**Written instruction:**
Produce an exact copy of all the data below, dropping every image.

:: Data rows ::

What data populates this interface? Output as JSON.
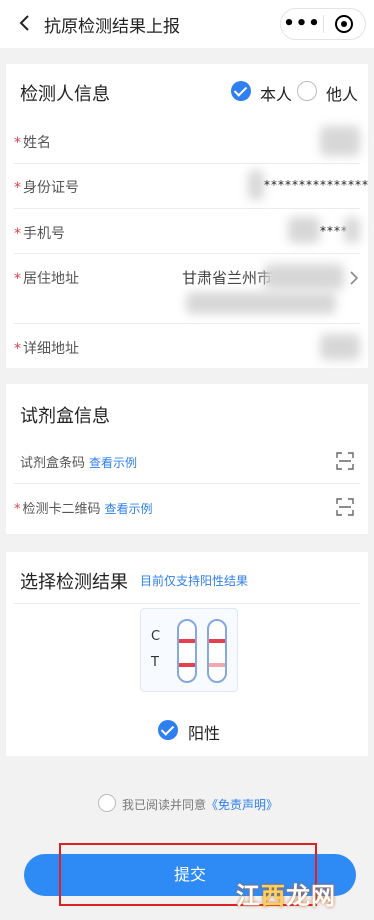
{
  "nav": {
    "title": "抗原检测结果上报",
    "menu_icon": "•••",
    "close_icon": "record-circle"
  },
  "tester": {
    "section_title": "检测人信息",
    "option_self": "本人",
    "option_other": "他人",
    "selected": "本人",
    "fields": {
      "name_label": "姓名",
      "id_label": "身份证号",
      "id_value": "***************",
      "phone_label": "手机号",
      "phone_value": "****",
      "address_label": "居住地址",
      "address_value": "甘肃省兰州市",
      "detail_label": "详细地址"
    }
  },
  "kit": {
    "section_title": "试剂盒信息",
    "barcode_label": "试剂盒条码",
    "barcode_link": "查看示例",
    "qrcode_label": "检测卡二维码",
    "qrcode_link": "查看示例"
  },
  "result": {
    "section_title": "选择检测结果",
    "note": "目前仅支持阳性结果",
    "c_label": "C",
    "t_label": "T",
    "option_label": "阳性",
    "band_color": "#e54050"
  },
  "consent": {
    "prefix": "我已阅读并同意",
    "link": "《免责声明》"
  },
  "submit_label": "提交",
  "watermark": {
    "part1": "江",
    "part2": "西",
    "part3": "龙网"
  },
  "colors": {
    "accent": "#2f7ff0",
    "required": "#e0404a"
  }
}
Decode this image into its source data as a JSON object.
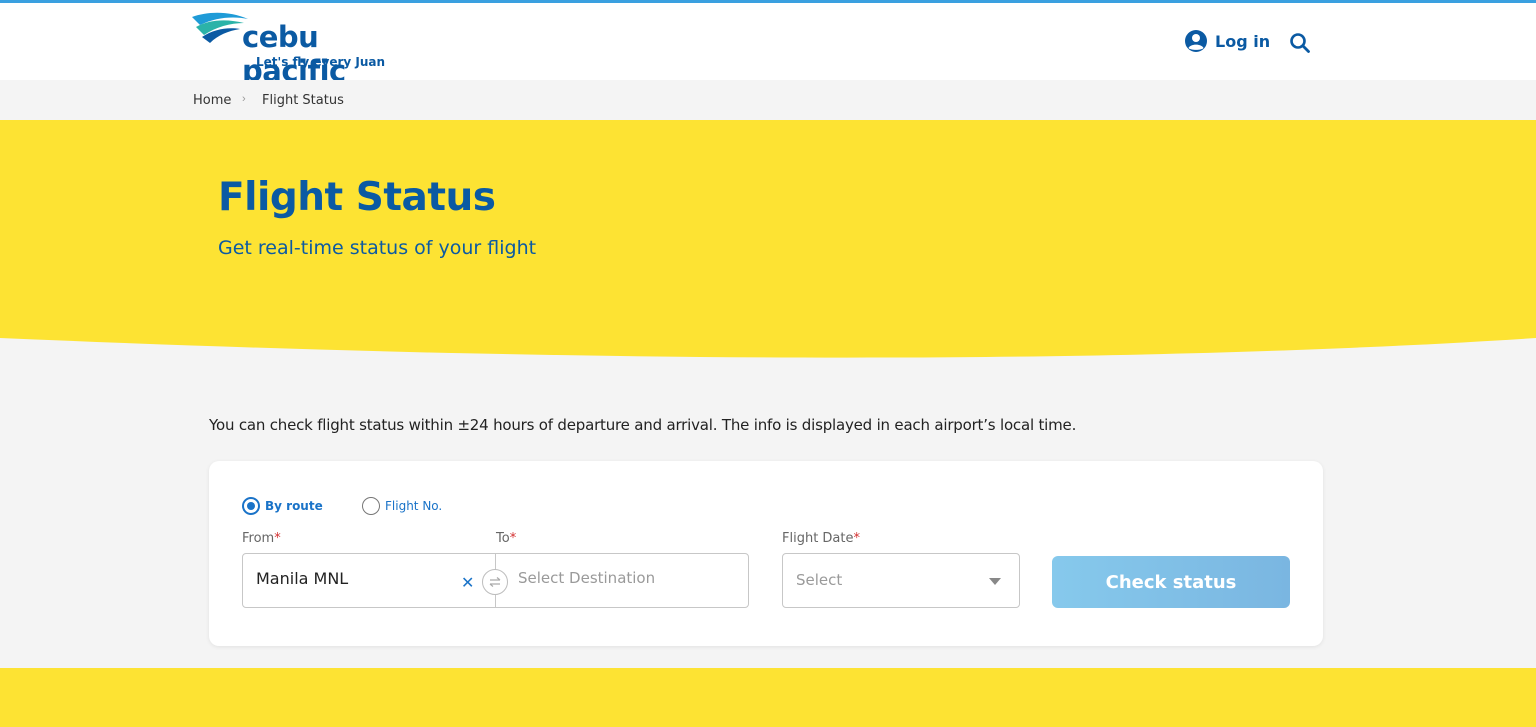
{
  "header": {
    "logo_name": "cebu pacific",
    "logo_tagline": "Let's fly every Juan",
    "login_label": "Log in",
    "icons": {
      "login": "user-circle-icon",
      "search": "search-icon"
    }
  },
  "breadcrumb": {
    "items": [
      "Home",
      "Flight Status"
    ]
  },
  "hero": {
    "title": "Flight Status",
    "subtitle": "Get real-time status of your flight"
  },
  "info_text": "You can check flight status within ±24 hours of departure and arrival. The info is displayed in each airport’s local time.",
  "form": {
    "modes": [
      {
        "label": "By route",
        "selected": true
      },
      {
        "label": "Flight No.",
        "selected": false
      }
    ],
    "from": {
      "label": "From",
      "value": "Manila MNL"
    },
    "to": {
      "label": "To",
      "placeholder": "Select Destination"
    },
    "date": {
      "label": "Flight Date",
      "value": "Select"
    },
    "required_marker": "*",
    "submit_label": "Check status"
  },
  "colors": {
    "brand_blue": "#0b5aa3",
    "accent_yellow": "#fde333",
    "link_blue": "#1a73c8",
    "button_disabled": "#86c9ec"
  }
}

:::

**Answer in full:**
What data populates this interface? Output as JSON.
{
  "nav": {
    "title": "抗原检测结果上报",
    "menu_icon": "•••",
    "close_icon": "record-circle"
  },
  "tester": {
    "section_title": "检测人信息",
    "option_self": "本人",
    "option_other": "他人",
    "selected": "本人",
    "fields": {
      "name_label": "姓名",
      "id_label": "身份证号",
      "id_value": "***************",
      "phone_label": "手机号",
      "phone_value": "****",
      "address_label": "居住地址",
      "address_value": "甘肃省兰州市",
      "detail_label": "详细地址"
    }
  },
  "kit": {
    "section_title": "试剂盒信息",
    "barcode_label": "试剂盒条码",
    "barcode_link": "查看示例",
    "qrcode_label": "检测卡二维码",
    "qrcode_link": "查看示例"
  },
  "result": {
    "section_title": "选择检测结果",
    "note": "目前仅支持阳性结果",
    "c_label": "C",
    "t_label": "T",
    "option_label": "阳性",
    "band_color": "#e54050"
  },
  "consent": {
    "prefix": "我已阅读并同意",
    "link": "《免责声明》"
  },
  "submit_label": "提交",
  "watermark": {
    "part1": "江",
    "part2": "西",
    "part3": "龙网"
  },
  "colors": {
    "accent": "#2f7ff0",
    "required": "#e0404a"
  }
}
Decode this image into its source data as a JSON object.
{
  "header": {
    "logo_name": "cebu pacific",
    "logo_tagline": "Let's fly every Juan",
    "login_label": "Log in",
    "icons": {
      "login": "user-circle-icon",
      "search": "search-icon"
    }
  },
  "breadcrumb": {
    "items": [
      "Home",
      "Flight Status"
    ]
  },
  "hero": {
    "title": "Flight Status",
    "subtitle": "Get real-time status of your flight"
  },
  "info_text": "You can check flight status within ±24 hours of departure and arrival. The info is displayed in each airport’s local time.",
  "form": {
    "modes": [
      {
        "label": "By route",
        "selected": true
      },
      {
        "label": "Flight No.",
        "selected": false
      }
    ],
    "from": {
      "label": "From",
      "value": "Manila MNL"
    },
    "to": {
      "label": "To",
      "placeholder": "Select Destination"
    },
    "date": {
      "label": "Flight Date",
      "value": "Select"
    },
    "required_marker": "*",
    "submit_label": "Check status"
  },
  "colors": {
    "brand_blue": "#0b5aa3",
    "accent_yellow": "#fde333",
    "link_blue": "#1a73c8",
    "button_disabled": "#86c9ec"
  }
}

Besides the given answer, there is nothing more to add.